** THE EXERCISE **
In the text on approaches to quantum computation, how long must qubits maintain quantum coherence for quantum error correction to be performed in the circuit model?

There are several general approaches to the design and operation of quantum computers. One such approach is the “circuit model” of quantum computation. In this approach, qubits are acted upon by sequences of logical gates that are the compiled representation of an algorithm. Circuit model quantum computers have several serious barriers to practical implementation. In the circuit model, it is required that qubits remain coherent over time periods much longer than the single-gate time. This requirement arises because circuit model quantum computers require operations that are collectively called quantum error correction in order to operate. Quantum error correction cannot be performed without the circuit model quantum computer’s qubits being capable of maintaining quantum coherence over time periods on the order of 1,000 times the single-gate time. Much research has been focused on developing qubits with coherence sufficient to form the basic information units of circuit model quantum computers. See e.g., Shor, P. W. “Introduction to Quantum Algorithms”, arXiv.org:quant-ph/0005003 (2001), pp. 1-27. The art is still hampered by an inability to increase the coherence of qubits to acceptable levels for designing and operating practical circuit model quantum computers.

Another approach to quantum computation involves using the natural physical evolution of a system of coupled quantum systems as a computational system. This approach does not make critical use of quantum gates and circuits. Instead, starting from a known initial Hamiltonian, it relies upon the guided physical evolution of a system of coupled quantum systems wherein the problem to be solved has been encoded in the terms of the system’s Hamiltonian, so that the final state of the system of coupled quantum systems contains information relating to the answer to the problem to be solved. This approach does not require long qubit coherence times. Examples of this type of approach include adiabatic quantum computation, cluster-state quantum computation, one-way quantum computation, quantum annealing and classical annealing, and are described, for example, in Farhi, E. et al., “Quantum Adiabatic Evolution Algorithms versus Simulated Annealing” arXiv.org:quant-ph/0201031 (2002), pp 1-16.

** RECORD EXCERPTS **
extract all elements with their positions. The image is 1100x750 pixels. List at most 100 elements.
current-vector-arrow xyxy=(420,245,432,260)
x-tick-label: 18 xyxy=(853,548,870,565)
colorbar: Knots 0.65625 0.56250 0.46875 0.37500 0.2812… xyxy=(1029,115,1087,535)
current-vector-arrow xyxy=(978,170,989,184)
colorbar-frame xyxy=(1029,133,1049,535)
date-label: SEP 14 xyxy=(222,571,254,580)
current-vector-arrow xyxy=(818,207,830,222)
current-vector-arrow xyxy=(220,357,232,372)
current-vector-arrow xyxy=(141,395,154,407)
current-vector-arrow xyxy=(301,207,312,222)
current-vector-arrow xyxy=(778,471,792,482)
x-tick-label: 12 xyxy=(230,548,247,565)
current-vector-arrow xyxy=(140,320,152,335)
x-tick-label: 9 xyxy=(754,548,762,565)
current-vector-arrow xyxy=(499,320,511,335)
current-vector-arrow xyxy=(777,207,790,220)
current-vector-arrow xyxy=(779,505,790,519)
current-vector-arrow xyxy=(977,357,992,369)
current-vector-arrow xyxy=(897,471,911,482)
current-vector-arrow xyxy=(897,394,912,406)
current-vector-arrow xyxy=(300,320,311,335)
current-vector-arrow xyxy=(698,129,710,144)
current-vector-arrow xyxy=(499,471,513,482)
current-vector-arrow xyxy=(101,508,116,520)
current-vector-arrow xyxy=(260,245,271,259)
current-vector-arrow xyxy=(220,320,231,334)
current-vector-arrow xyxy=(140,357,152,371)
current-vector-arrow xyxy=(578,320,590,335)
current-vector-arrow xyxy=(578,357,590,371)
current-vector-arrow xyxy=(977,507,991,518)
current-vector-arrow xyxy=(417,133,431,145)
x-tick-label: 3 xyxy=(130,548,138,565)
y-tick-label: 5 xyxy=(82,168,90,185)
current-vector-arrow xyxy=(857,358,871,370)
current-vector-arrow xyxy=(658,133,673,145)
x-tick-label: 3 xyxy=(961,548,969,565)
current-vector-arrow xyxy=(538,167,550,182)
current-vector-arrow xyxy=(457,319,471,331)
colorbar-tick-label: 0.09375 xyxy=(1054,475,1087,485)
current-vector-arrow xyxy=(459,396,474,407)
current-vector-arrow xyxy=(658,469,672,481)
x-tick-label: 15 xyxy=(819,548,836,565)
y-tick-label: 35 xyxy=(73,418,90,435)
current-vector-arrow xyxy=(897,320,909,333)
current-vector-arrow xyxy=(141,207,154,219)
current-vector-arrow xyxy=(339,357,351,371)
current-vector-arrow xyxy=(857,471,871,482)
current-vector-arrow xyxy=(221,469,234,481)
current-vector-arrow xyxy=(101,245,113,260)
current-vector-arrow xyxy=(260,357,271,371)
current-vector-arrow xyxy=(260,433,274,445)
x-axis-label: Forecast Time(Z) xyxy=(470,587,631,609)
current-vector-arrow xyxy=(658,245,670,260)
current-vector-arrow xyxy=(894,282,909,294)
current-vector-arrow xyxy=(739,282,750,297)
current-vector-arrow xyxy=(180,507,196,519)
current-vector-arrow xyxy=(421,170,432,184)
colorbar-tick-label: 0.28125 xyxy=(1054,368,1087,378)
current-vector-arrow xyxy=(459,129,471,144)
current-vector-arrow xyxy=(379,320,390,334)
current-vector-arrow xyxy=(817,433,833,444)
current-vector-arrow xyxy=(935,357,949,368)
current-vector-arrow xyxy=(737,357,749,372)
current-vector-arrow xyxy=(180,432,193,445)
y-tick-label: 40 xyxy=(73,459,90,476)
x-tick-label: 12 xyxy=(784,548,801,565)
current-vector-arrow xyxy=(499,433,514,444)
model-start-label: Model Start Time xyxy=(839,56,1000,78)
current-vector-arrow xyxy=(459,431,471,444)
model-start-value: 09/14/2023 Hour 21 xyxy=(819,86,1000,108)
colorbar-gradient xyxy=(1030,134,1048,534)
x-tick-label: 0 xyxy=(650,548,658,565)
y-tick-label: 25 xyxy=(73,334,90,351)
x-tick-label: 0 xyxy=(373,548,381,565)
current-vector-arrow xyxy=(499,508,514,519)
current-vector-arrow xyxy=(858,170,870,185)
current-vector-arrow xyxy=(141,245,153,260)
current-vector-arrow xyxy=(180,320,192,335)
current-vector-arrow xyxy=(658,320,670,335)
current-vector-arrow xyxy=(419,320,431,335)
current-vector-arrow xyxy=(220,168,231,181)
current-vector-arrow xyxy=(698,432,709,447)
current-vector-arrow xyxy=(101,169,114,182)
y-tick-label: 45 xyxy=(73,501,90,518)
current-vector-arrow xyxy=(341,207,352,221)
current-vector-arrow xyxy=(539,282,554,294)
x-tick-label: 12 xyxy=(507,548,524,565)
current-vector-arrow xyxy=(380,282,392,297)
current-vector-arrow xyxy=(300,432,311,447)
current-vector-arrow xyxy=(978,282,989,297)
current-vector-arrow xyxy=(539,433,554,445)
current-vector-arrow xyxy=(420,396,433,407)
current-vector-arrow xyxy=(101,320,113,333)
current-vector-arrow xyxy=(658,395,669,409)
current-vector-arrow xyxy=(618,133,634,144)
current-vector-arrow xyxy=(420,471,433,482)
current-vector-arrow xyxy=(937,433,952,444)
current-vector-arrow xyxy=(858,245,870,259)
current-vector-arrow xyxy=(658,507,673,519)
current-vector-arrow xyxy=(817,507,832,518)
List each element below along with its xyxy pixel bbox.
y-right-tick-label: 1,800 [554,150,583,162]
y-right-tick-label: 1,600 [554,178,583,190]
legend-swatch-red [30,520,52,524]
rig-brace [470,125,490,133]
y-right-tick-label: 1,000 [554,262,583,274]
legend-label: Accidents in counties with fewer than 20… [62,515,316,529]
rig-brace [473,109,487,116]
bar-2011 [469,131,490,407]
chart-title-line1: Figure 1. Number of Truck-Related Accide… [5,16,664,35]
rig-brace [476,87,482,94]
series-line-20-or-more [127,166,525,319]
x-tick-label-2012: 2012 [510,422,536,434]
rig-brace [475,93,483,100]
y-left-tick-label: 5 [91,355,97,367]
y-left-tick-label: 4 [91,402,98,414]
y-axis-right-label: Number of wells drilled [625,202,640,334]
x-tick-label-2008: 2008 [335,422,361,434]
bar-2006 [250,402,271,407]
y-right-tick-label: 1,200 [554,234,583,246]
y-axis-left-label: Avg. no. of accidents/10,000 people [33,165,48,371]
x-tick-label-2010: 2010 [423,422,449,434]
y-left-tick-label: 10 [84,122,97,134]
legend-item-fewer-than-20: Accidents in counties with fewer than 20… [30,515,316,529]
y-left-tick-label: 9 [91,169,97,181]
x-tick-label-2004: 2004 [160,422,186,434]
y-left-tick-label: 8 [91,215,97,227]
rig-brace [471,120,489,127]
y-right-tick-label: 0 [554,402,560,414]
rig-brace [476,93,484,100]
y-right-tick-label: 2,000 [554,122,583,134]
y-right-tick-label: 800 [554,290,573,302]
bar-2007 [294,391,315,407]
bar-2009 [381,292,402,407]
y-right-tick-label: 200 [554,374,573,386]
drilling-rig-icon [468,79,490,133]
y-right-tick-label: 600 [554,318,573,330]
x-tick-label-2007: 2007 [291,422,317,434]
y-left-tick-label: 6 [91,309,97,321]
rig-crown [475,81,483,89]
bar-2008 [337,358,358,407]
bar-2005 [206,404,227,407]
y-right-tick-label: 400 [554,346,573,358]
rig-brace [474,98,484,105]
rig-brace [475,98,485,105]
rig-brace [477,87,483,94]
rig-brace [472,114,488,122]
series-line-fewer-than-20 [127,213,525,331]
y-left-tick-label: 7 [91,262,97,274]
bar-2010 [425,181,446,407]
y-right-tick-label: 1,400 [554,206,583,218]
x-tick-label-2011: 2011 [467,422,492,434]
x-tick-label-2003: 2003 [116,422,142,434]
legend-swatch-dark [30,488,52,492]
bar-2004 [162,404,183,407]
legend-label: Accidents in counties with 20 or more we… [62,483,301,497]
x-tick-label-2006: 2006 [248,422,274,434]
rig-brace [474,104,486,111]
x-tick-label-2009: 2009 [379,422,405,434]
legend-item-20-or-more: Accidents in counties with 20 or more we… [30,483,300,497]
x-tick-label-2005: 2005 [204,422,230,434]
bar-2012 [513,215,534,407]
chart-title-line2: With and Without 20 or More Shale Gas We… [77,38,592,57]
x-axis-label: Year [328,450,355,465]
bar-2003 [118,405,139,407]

** RESULT FOR THIS TASK **
On the order of 1,000 times the single-gate time.